### Written task
Output the full listing below exactly, without the pictures.
** start of Supplied data **
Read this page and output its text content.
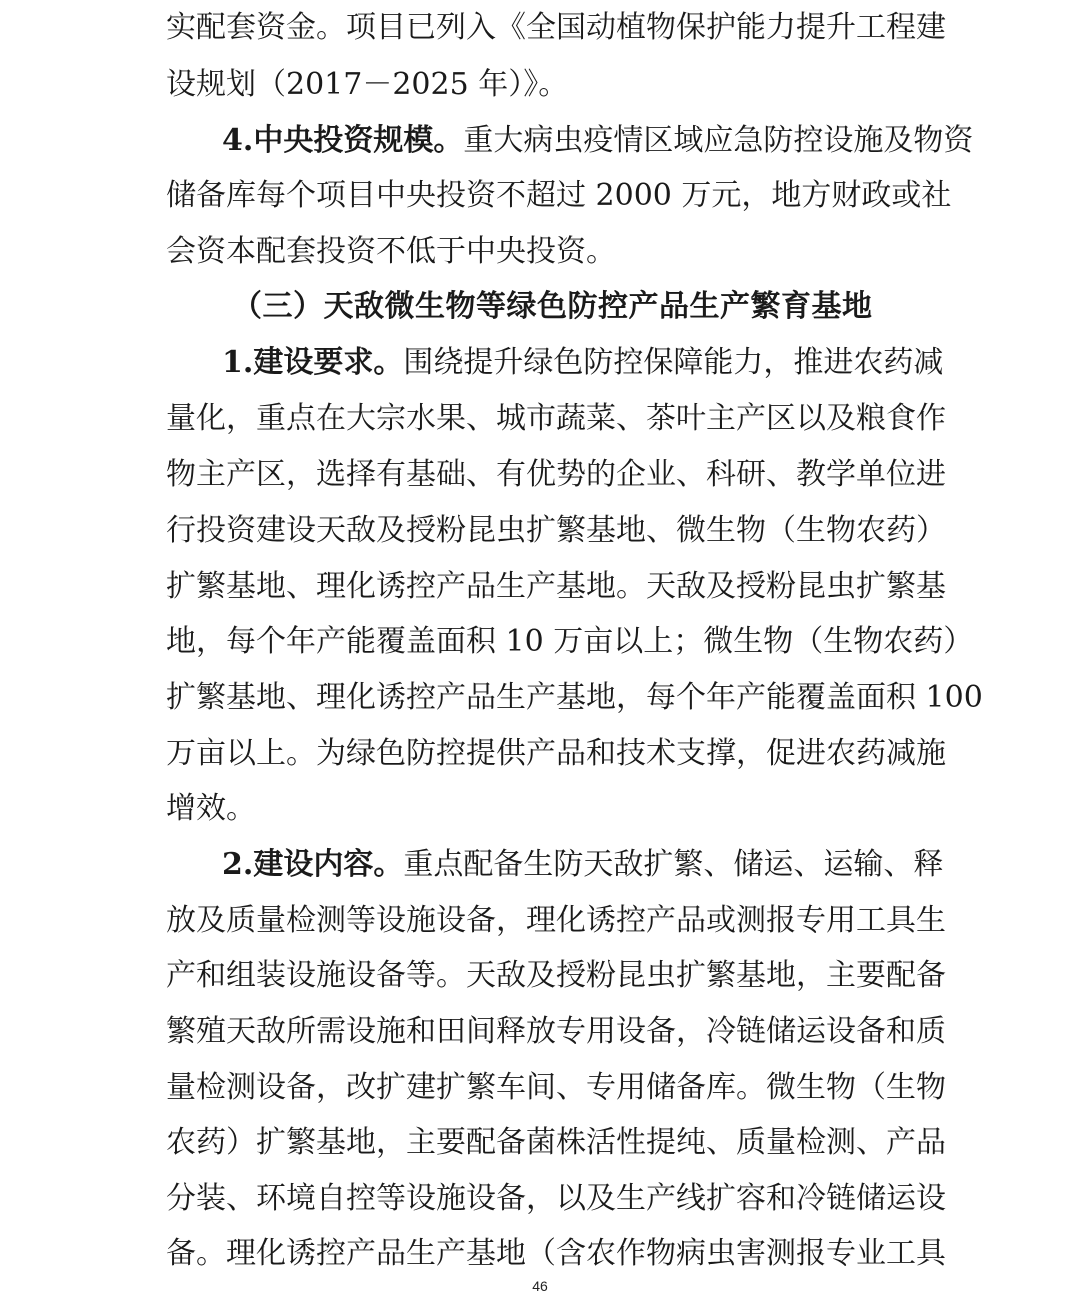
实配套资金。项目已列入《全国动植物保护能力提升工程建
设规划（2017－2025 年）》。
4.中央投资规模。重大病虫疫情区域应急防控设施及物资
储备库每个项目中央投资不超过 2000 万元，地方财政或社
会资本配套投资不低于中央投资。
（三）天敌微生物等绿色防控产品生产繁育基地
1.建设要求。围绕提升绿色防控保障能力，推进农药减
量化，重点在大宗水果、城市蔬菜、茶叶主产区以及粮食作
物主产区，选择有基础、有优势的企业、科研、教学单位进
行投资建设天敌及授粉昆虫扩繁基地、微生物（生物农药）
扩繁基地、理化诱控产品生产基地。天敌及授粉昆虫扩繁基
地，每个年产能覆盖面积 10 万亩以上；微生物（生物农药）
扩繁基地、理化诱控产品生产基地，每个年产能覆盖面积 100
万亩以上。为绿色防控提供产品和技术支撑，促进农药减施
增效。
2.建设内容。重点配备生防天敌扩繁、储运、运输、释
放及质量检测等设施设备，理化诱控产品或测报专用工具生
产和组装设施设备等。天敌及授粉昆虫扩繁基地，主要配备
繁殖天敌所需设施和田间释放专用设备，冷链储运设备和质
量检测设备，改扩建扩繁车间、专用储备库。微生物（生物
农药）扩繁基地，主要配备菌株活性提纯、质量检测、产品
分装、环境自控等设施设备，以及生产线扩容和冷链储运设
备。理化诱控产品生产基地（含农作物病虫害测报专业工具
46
** end of Supplied data **
### Answer to the exercise
Read this page and output its text content.
实配套资金。项目已列入《全国动植物保护能力提升工程建
设规划（2017－2025 年）》。
4.中央投资规模。重大病虫疫情区域应急防控设施及物资
储备库每个项目中央投资不超过 2000 万元，地方财政或社
会资本配套投资不低于中央投资。
（三）天敌微生物等绿色防控产品生产繁育基地
1.建设要求。围绕提升绿色防控保障能力，推进农药减
量化，重点在大宗水果、城市蔬菜、茶叶主产区以及粮食作
物主产区，选择有基础、有优势的企业、科研、教学单位进
行投资建设天敌及授粉昆虫扩繁基地、微生物（生物农药）
扩繁基地、理化诱控产品生产基地。天敌及授粉昆虫扩繁基
地，每个年产能覆盖面积 10 万亩以上；微生物（生物农药）
扩繁基地、理化诱控产品生产基地，每个年产能覆盖面积 100
万亩以上。为绿色防控提供产品和技术支撑，促进农药减施
增效。
2.建设内容。重点配备生防天敌扩繁、储运、运输、释
放及质量检测等设施设备，理化诱控产品或测报专用工具生
产和组装设施设备等。天敌及授粉昆虫扩繁基地，主要配备
繁殖天敌所需设施和田间释放专用设备，冷链储运设备和质
量检测设备，改扩建扩繁车间、专用储备库。微生物（生物
农药）扩繁基地，主要配备菌株活性提纯、质量检测、产品
分装、环境自控等设施设备，以及生产线扩容和冷链储运设
备。理化诱控产品生产基地（含农作物病虫害测报专业工具
46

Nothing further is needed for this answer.